-- begin DATA FOR PROCESSING --

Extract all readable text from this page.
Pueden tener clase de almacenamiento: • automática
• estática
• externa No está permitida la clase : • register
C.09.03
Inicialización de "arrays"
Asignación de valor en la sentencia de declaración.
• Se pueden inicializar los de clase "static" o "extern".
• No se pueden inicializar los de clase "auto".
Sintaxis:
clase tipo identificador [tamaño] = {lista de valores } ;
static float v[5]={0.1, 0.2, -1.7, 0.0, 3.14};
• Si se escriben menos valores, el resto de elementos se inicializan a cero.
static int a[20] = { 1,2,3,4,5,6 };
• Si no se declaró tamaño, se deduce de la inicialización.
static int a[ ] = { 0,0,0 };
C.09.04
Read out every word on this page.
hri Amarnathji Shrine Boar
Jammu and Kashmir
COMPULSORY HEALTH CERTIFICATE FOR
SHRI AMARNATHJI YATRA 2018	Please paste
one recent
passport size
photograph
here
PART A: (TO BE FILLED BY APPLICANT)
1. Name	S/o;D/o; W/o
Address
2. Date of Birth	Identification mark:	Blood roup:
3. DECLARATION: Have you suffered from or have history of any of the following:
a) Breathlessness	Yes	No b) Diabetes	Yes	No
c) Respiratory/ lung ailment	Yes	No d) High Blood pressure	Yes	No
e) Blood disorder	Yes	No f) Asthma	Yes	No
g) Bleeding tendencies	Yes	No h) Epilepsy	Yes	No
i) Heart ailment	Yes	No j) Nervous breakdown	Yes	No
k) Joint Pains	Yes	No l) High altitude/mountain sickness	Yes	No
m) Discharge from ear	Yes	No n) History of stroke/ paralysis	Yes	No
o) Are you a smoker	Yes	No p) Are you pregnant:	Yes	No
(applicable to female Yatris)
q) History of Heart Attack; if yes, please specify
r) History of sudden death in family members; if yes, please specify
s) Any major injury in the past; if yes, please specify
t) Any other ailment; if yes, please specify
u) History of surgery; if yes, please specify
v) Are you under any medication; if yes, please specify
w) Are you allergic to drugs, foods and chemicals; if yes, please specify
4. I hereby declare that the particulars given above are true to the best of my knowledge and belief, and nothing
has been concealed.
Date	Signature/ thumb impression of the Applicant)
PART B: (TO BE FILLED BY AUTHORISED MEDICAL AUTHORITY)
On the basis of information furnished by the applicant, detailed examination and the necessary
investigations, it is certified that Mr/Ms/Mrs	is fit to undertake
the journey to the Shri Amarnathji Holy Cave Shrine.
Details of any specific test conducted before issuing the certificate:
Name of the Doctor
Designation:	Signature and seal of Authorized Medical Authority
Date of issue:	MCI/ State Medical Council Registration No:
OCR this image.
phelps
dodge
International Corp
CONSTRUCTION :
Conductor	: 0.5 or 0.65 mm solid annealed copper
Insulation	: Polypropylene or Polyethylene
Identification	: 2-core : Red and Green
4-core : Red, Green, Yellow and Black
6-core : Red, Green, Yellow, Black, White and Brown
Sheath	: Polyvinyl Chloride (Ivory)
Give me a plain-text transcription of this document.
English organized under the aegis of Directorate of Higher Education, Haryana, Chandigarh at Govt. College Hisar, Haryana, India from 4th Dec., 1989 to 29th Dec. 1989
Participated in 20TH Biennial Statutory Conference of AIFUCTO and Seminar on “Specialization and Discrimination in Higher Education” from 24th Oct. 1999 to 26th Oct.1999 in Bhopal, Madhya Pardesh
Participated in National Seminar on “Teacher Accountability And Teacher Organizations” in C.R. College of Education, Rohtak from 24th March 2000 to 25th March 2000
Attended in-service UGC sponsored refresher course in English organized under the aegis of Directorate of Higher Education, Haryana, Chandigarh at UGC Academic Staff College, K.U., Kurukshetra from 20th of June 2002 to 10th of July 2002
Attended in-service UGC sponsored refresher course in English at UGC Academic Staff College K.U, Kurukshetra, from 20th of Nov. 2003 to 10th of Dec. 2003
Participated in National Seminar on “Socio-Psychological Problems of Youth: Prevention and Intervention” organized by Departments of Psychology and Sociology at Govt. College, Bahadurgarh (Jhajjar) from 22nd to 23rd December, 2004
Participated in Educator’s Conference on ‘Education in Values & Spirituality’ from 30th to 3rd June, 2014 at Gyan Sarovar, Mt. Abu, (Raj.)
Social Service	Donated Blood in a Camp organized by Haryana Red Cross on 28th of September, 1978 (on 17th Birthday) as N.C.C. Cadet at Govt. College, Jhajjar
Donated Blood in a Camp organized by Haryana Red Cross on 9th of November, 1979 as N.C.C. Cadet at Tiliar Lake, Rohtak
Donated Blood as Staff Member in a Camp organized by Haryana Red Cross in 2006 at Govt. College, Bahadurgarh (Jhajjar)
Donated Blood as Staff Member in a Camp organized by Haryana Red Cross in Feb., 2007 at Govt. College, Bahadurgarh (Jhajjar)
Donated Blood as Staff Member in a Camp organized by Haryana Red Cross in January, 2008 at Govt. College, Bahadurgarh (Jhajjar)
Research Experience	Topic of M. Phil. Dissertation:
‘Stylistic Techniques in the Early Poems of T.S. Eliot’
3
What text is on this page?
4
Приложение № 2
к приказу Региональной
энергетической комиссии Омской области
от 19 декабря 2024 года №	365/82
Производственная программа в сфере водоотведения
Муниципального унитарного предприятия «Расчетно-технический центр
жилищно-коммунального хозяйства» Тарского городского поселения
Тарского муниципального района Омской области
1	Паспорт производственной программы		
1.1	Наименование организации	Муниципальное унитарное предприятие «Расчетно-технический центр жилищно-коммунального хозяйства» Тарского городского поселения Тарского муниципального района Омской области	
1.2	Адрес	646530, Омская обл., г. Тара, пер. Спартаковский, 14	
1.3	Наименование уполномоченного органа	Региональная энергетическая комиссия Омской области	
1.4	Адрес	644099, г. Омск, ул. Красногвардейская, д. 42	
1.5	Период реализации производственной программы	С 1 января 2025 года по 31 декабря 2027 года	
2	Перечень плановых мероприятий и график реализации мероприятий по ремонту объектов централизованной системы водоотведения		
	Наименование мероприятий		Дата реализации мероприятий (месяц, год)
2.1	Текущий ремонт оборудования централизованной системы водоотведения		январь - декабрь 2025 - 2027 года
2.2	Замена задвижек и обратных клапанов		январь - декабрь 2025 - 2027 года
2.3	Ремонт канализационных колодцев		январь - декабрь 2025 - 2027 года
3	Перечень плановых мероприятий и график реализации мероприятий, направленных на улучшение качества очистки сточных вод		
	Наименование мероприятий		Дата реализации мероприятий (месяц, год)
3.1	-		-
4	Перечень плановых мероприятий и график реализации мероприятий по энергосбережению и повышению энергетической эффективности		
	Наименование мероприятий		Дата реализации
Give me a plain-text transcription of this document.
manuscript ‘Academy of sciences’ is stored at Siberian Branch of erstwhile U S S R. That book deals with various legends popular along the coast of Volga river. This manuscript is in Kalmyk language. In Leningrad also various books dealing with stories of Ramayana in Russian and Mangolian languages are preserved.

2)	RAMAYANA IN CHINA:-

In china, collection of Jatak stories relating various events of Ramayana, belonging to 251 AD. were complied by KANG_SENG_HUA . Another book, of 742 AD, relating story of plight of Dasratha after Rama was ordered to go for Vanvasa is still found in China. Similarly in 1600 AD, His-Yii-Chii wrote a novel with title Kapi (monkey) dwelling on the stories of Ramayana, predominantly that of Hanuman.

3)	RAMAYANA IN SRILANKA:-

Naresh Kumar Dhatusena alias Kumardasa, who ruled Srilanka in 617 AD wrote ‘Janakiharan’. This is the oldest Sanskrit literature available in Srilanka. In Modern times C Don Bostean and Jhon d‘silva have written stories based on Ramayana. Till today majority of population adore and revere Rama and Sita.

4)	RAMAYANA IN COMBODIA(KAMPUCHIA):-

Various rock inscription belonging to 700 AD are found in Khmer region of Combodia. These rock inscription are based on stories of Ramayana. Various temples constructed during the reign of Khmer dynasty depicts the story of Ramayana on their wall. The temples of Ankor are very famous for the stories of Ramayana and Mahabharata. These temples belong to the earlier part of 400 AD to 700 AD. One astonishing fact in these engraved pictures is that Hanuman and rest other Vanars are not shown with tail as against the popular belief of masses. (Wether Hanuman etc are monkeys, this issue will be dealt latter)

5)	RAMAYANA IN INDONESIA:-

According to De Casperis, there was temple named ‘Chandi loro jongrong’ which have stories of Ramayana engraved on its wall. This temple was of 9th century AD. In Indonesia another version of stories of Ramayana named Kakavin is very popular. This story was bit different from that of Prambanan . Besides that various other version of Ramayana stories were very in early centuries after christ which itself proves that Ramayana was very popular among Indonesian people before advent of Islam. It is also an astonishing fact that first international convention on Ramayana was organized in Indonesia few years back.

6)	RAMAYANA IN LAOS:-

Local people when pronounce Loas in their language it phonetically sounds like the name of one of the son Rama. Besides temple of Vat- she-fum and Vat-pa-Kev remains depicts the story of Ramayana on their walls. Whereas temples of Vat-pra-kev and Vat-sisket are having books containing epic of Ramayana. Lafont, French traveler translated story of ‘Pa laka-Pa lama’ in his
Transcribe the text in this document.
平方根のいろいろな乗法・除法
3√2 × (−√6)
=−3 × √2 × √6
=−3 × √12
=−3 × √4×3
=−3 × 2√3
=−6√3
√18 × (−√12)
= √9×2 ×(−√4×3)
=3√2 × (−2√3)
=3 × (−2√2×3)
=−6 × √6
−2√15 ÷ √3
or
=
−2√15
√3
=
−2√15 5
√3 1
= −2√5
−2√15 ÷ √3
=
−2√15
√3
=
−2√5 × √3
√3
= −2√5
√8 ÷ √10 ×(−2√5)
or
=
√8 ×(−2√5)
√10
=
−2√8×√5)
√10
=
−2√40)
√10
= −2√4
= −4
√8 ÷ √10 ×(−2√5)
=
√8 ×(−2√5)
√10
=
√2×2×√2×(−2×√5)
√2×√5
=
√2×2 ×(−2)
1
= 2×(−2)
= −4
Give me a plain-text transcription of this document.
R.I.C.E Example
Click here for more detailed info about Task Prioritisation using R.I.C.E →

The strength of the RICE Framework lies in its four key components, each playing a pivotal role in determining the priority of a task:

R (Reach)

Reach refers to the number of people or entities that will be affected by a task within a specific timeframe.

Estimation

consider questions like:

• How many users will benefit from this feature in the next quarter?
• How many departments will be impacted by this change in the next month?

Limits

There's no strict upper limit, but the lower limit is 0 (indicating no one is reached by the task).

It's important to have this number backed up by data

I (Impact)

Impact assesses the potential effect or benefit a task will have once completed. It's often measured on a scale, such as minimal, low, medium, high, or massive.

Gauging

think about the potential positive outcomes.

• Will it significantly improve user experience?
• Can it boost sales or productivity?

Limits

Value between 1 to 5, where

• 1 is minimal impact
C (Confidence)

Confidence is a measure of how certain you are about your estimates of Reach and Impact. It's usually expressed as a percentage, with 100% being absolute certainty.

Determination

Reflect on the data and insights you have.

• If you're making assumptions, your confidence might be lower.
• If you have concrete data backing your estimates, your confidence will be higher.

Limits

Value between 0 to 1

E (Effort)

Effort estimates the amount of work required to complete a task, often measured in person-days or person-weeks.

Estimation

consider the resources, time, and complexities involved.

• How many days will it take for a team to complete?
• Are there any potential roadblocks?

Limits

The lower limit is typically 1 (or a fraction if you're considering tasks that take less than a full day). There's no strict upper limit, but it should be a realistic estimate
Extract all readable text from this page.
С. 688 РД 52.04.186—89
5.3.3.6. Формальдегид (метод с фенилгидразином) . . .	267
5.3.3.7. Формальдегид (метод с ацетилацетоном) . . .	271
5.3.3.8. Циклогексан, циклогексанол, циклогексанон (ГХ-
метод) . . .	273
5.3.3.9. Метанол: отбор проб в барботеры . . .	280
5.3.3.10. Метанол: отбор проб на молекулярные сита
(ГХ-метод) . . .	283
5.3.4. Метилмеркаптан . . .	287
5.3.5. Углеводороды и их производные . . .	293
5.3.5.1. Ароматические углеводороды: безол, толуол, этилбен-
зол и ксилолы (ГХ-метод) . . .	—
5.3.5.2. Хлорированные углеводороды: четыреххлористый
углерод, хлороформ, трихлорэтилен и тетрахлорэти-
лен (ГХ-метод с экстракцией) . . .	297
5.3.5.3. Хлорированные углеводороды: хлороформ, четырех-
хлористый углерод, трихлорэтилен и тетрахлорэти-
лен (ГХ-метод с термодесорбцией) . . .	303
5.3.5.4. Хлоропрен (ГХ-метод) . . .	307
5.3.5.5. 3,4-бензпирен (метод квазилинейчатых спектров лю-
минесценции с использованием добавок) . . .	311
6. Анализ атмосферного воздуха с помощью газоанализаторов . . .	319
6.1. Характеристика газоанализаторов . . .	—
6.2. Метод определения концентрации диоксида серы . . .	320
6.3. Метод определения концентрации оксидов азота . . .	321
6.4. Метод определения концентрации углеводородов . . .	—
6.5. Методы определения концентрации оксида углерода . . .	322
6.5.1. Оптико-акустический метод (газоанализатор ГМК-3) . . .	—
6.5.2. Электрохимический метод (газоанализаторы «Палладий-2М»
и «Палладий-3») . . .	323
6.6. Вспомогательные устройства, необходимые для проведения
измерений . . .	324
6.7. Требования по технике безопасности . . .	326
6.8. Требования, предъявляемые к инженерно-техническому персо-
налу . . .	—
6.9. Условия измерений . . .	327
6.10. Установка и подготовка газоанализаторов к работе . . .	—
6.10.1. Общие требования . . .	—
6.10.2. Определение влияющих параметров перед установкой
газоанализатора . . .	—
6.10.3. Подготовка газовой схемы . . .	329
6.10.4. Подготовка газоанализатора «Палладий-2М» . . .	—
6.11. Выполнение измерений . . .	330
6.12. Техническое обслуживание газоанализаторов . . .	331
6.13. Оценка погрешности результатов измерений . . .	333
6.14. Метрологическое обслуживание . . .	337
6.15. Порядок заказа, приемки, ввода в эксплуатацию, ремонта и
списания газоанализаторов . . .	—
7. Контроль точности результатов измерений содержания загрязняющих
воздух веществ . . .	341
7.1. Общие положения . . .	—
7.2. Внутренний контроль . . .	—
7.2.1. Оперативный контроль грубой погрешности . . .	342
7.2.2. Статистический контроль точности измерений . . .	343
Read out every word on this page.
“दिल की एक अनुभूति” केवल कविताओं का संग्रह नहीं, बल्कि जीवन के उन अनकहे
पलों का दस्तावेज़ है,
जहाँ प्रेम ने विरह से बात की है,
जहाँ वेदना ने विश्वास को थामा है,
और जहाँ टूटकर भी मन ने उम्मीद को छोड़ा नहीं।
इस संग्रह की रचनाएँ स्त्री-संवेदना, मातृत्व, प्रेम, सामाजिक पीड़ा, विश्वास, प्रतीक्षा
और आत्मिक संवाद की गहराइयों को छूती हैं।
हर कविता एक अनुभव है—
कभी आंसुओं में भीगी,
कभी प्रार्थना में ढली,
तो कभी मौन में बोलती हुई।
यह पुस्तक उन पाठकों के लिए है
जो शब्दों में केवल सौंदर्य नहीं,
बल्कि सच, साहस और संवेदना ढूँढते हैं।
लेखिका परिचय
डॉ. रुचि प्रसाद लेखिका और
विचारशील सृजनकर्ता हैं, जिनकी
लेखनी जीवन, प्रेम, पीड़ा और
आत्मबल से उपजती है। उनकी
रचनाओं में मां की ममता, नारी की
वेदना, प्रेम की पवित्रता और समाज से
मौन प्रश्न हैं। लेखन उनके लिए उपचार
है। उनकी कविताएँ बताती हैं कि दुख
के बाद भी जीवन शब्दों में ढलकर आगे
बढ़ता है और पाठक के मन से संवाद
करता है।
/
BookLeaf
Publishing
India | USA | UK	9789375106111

-- end DATA FOR PROCESSING --

THE TASK:
Take every line from the data above that holds "potential" and copy it out.

WORKED SOLUTION:
Impact assesses the potential effect or benefit a task will have once completed. It's often measured on a scale, such as minimal, low, medium, high, or massive.
think about the potential positive outcomes.
• Are there any potential roadblocks?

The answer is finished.